Figure record extracts:
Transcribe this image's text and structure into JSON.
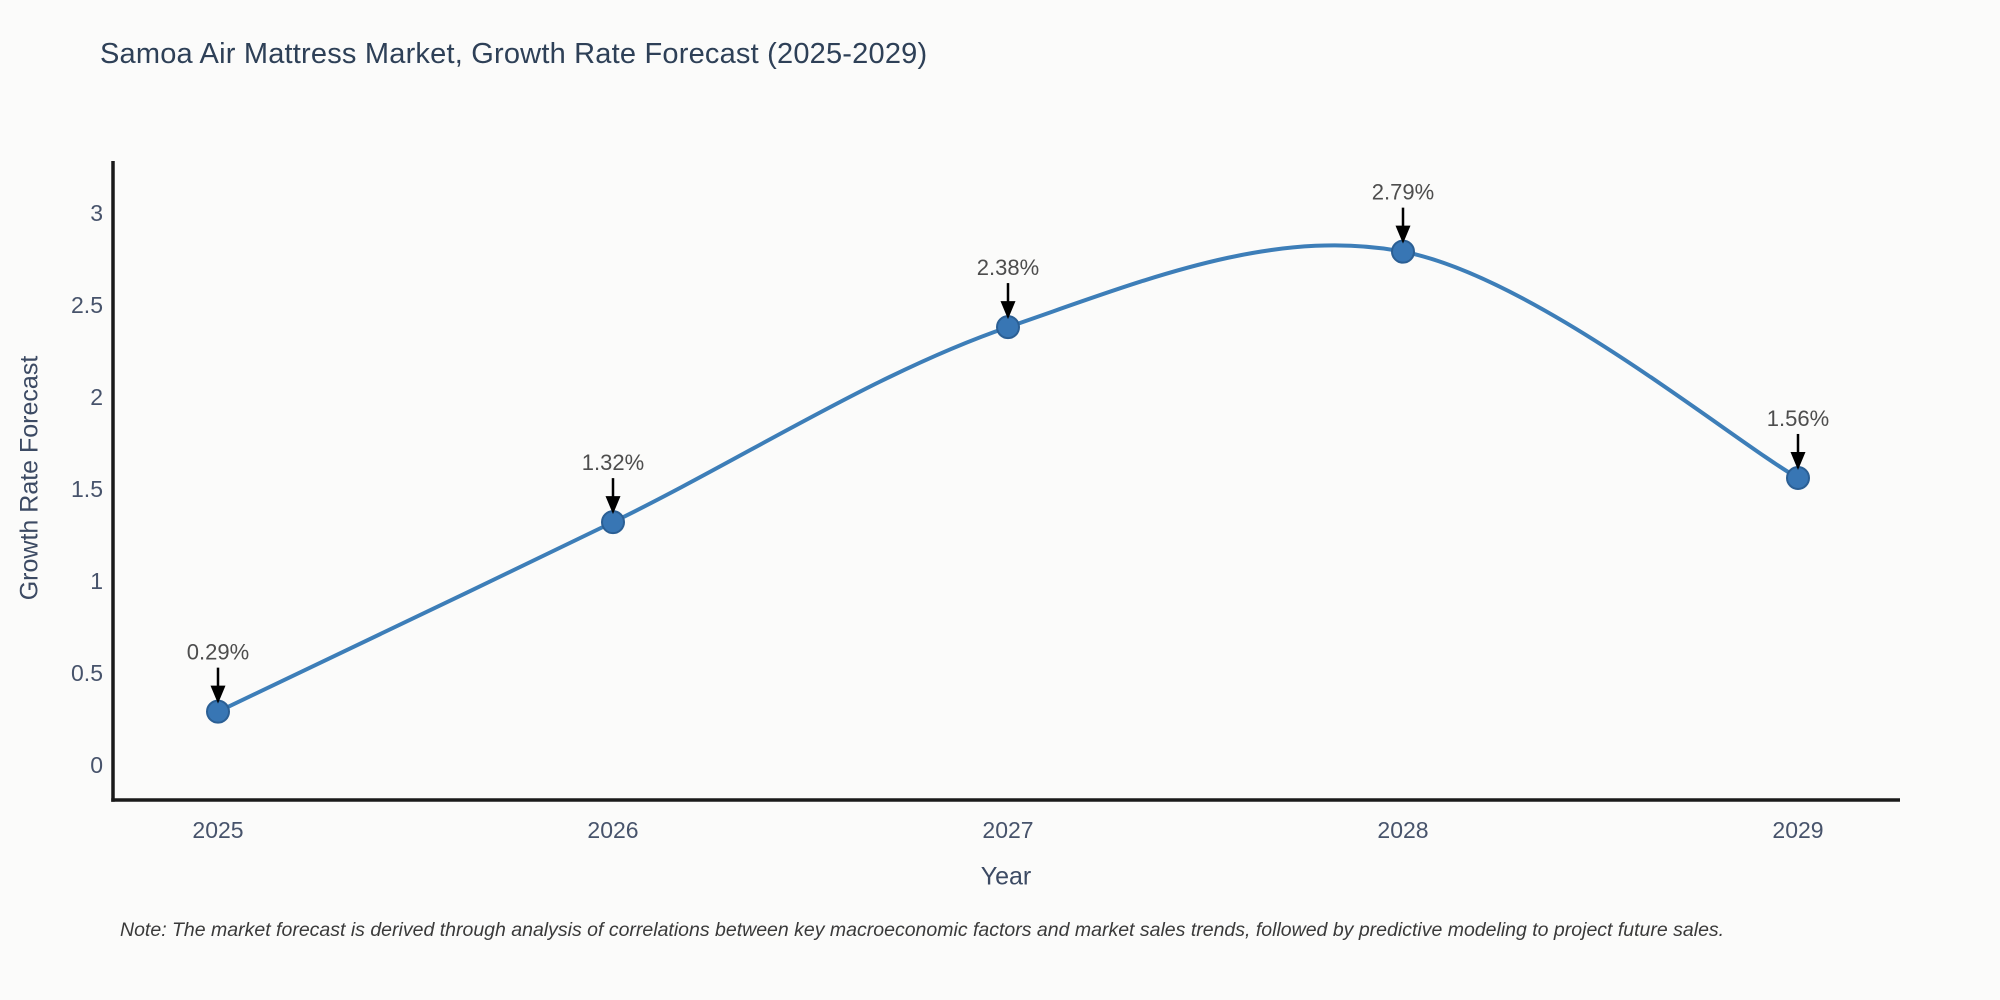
{
  "page": {
    "title": "Samoa Air Mattress Market, Growth Rate Forecast (2025-2029)",
    "note": "Note: The market forecast is derived through analysis of correlations between key macroeconomic factors and market sales trends, followed by predictive modeling to project future sales."
  },
  "chart_data": {
    "type": "line",
    "title": "Samoa Air Mattress Market, Growth Rate Forecast (2025-2029)",
    "xlabel": "Year",
    "ylabel": "Growth Rate Forecast",
    "categories": [
      "2025",
      "2026",
      "2027",
      "2028",
      "2029"
    ],
    "values": [
      0.29,
      1.32,
      2.38,
      2.79,
      1.56
    ],
    "point_labels": [
      "0.29%",
      "1.32%",
      "2.38%",
      "2.79%",
      "1.56%"
    ],
    "yticks": [
      0,
      0.5,
      1,
      1.5,
      2,
      2.5,
      3
    ],
    "ytick_labels": [
      "0",
      "0.5",
      "1",
      "1.5",
      "2",
      "2.5",
      "3"
    ],
    "ylim": [
      -0.2,
      3.3
    ],
    "grid": false,
    "legend": "none",
    "smooth_spline": true,
    "annotation_style": "black-arrow-pointing-down-to-point",
    "colors": {
      "line": "#3d7eb8",
      "marker_fill": "#3876b4",
      "marker_edge": "#2b5f94",
      "arrow": "#000000",
      "annotation_text": "#4d4d4d",
      "axis": "#1a1a1a",
      "tick_text": "#47536b",
      "title_text": "#2e4057",
      "note_text": "#3a3a3a"
    }
  }
}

[Task objective]
Your job is to transcribe the entries above exactly; skip the pictures.

[The response]
Transcribe this image's text and structure into JSON.
{
  "page": {
    "title": "Samoa Air Mattress Market, Growth Rate Forecast (2025-2029)",
    "note": "Note: The market forecast is derived through analysis of correlations between key macroeconomic factors and market sales trends, followed by predictive modeling to project future sales."
  },
  "chart_data": {
    "type": "line",
    "title": "Samoa Air Mattress Market, Growth Rate Forecast (2025-2029)",
    "xlabel": "Year",
    "ylabel": "Growth Rate Forecast",
    "categories": [
      "2025",
      "2026",
      "2027",
      "2028",
      "2029"
    ],
    "values": [
      0.29,
      1.32,
      2.38,
      2.79,
      1.56
    ],
    "point_labels": [
      "0.29%",
      "1.32%",
      "2.38%",
      "2.79%",
      "1.56%"
    ],
    "yticks": [
      0,
      0.5,
      1,
      1.5,
      2,
      2.5,
      3
    ],
    "ytick_labels": [
      "0",
      "0.5",
      "1",
      "1.5",
      "2",
      "2.5",
      "3"
    ],
    "ylim": [
      -0.2,
      3.3
    ],
    "grid": false,
    "legend": "none",
    "smooth_spline": true,
    "annotation_style": "black-arrow-pointing-down-to-point",
    "colors": {
      "line": "#3d7eb8",
      "marker_fill": "#3876b4",
      "marker_edge": "#2b5f94",
      "arrow": "#000000",
      "annotation_text": "#4d4d4d",
      "axis": "#1a1a1a",
      "tick_text": "#47536b",
      "title_text": "#2e4057",
      "note_text": "#3a3a3a"
    }
  }
}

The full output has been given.